◆ Description of the task: Take each line containing "chevron" and report it exactly as written.

[Data entries]
────────────────
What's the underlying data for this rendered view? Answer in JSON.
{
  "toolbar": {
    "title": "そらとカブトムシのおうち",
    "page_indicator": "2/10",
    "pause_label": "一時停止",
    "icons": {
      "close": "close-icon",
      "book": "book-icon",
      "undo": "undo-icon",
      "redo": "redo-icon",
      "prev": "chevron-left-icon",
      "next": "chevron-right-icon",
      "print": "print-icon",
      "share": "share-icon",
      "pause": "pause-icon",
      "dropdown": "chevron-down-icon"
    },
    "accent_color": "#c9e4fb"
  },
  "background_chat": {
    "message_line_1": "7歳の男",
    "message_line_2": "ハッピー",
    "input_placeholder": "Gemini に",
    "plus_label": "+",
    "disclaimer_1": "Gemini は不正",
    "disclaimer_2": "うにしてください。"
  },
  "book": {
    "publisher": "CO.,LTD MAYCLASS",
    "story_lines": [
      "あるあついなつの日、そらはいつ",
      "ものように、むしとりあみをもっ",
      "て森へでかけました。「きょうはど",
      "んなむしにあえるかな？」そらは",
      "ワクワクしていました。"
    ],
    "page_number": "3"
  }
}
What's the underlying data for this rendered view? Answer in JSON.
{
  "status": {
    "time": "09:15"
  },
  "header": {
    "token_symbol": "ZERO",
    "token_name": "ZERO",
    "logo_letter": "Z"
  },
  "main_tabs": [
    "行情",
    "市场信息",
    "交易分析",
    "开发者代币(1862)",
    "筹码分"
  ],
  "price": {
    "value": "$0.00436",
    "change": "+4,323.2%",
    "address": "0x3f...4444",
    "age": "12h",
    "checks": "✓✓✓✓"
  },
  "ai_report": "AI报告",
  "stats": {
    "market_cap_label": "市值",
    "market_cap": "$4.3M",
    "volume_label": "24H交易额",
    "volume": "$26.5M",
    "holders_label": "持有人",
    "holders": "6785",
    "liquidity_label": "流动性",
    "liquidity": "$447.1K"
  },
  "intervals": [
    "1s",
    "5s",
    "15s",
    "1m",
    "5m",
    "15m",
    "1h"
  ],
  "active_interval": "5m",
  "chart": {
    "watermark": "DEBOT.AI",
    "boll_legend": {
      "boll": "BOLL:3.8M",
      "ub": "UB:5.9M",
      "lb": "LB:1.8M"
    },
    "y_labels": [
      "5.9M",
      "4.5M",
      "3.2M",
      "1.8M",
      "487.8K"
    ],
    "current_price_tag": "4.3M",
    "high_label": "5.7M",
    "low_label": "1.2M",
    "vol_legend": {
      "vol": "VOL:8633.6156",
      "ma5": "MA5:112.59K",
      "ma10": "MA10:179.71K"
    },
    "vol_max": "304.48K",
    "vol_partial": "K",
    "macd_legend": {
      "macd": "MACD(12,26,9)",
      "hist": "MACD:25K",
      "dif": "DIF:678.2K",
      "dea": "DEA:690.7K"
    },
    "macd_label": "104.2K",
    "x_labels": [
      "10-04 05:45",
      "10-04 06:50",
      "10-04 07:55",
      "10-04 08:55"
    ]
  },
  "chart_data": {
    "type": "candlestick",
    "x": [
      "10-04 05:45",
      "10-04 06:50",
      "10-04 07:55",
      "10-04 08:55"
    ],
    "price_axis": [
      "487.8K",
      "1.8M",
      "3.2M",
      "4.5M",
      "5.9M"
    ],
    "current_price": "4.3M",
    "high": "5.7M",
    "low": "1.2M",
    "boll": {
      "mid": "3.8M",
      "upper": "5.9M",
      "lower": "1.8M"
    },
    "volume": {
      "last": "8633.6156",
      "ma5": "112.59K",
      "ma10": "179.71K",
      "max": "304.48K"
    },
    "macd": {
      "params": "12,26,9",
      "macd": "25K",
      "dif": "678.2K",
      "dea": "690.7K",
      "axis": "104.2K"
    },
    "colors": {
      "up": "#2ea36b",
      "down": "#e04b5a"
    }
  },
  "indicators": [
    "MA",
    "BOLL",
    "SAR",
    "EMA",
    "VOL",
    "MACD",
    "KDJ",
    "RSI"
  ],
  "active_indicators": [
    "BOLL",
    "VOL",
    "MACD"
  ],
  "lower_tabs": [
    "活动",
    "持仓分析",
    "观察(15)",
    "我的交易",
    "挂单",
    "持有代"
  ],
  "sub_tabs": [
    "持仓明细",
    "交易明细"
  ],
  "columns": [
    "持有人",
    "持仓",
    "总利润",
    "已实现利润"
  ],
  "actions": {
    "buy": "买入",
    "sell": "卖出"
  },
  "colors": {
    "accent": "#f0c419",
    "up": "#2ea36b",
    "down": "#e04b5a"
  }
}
────────────────
◆ Final result:
      "prev": "chevron-left-icon",
      "next": "chevron-right-icon",
      "dropdown": "chevron-down-icon"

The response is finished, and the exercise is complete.